##### Items

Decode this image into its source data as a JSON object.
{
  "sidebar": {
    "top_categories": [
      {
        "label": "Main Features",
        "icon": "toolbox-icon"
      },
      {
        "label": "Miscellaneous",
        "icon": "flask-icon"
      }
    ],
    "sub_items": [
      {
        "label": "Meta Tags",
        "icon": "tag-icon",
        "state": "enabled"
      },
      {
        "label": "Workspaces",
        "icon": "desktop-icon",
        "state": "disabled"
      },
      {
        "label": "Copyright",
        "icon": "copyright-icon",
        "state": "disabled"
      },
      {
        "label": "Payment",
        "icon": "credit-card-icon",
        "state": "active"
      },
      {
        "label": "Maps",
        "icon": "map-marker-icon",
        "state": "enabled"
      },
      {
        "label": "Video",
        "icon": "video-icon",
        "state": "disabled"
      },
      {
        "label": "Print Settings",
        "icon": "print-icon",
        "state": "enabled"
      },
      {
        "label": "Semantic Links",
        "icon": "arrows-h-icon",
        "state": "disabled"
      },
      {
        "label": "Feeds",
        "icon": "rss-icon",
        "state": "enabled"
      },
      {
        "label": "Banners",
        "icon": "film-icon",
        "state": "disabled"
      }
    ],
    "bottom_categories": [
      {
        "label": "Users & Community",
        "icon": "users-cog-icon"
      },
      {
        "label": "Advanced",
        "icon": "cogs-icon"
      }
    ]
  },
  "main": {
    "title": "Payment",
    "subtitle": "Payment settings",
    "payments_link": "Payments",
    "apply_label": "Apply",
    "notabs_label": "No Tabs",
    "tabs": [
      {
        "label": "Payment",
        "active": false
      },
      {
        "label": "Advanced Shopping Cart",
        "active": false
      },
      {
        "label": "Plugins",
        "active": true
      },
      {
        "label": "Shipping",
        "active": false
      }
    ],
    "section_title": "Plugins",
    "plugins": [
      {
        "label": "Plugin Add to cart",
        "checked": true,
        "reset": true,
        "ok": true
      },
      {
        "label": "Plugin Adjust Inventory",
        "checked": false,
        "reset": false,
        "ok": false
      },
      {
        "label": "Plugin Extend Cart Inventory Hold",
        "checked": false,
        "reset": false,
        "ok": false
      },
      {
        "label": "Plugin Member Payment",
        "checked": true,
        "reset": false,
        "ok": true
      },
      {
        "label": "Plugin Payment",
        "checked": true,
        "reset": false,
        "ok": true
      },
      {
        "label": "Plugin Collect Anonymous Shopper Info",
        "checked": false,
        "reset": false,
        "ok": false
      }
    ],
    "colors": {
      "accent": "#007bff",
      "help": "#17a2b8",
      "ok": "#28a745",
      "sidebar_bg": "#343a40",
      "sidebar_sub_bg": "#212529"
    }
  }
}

##########
##### Items

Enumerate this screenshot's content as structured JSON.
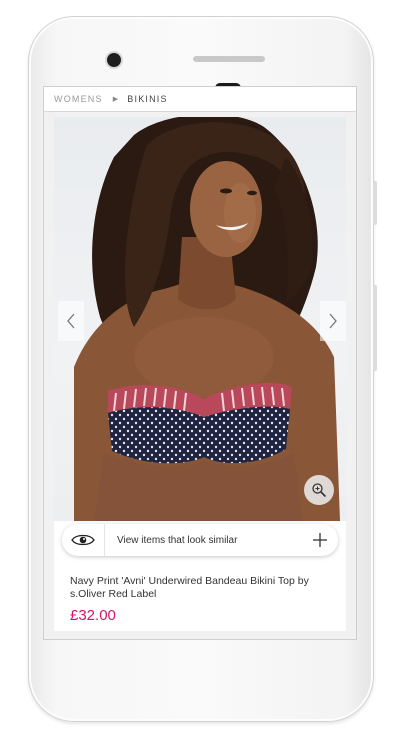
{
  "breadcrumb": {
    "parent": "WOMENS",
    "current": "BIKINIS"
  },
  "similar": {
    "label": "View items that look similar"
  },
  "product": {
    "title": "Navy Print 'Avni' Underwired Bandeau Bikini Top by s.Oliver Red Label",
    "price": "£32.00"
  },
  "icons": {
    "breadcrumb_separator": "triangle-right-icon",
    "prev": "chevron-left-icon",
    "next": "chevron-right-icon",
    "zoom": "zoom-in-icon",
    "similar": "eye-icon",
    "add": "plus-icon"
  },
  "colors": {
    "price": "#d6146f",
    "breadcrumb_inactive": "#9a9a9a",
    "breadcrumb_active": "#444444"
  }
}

##########

**What the exercise asks:** Gather each line in the entries above where the string "Inventory" is found.

**Task solution:**
        "label": "Plugin Adjust Inventory",
        "label": "Plugin Extend Cart Inventory Hold",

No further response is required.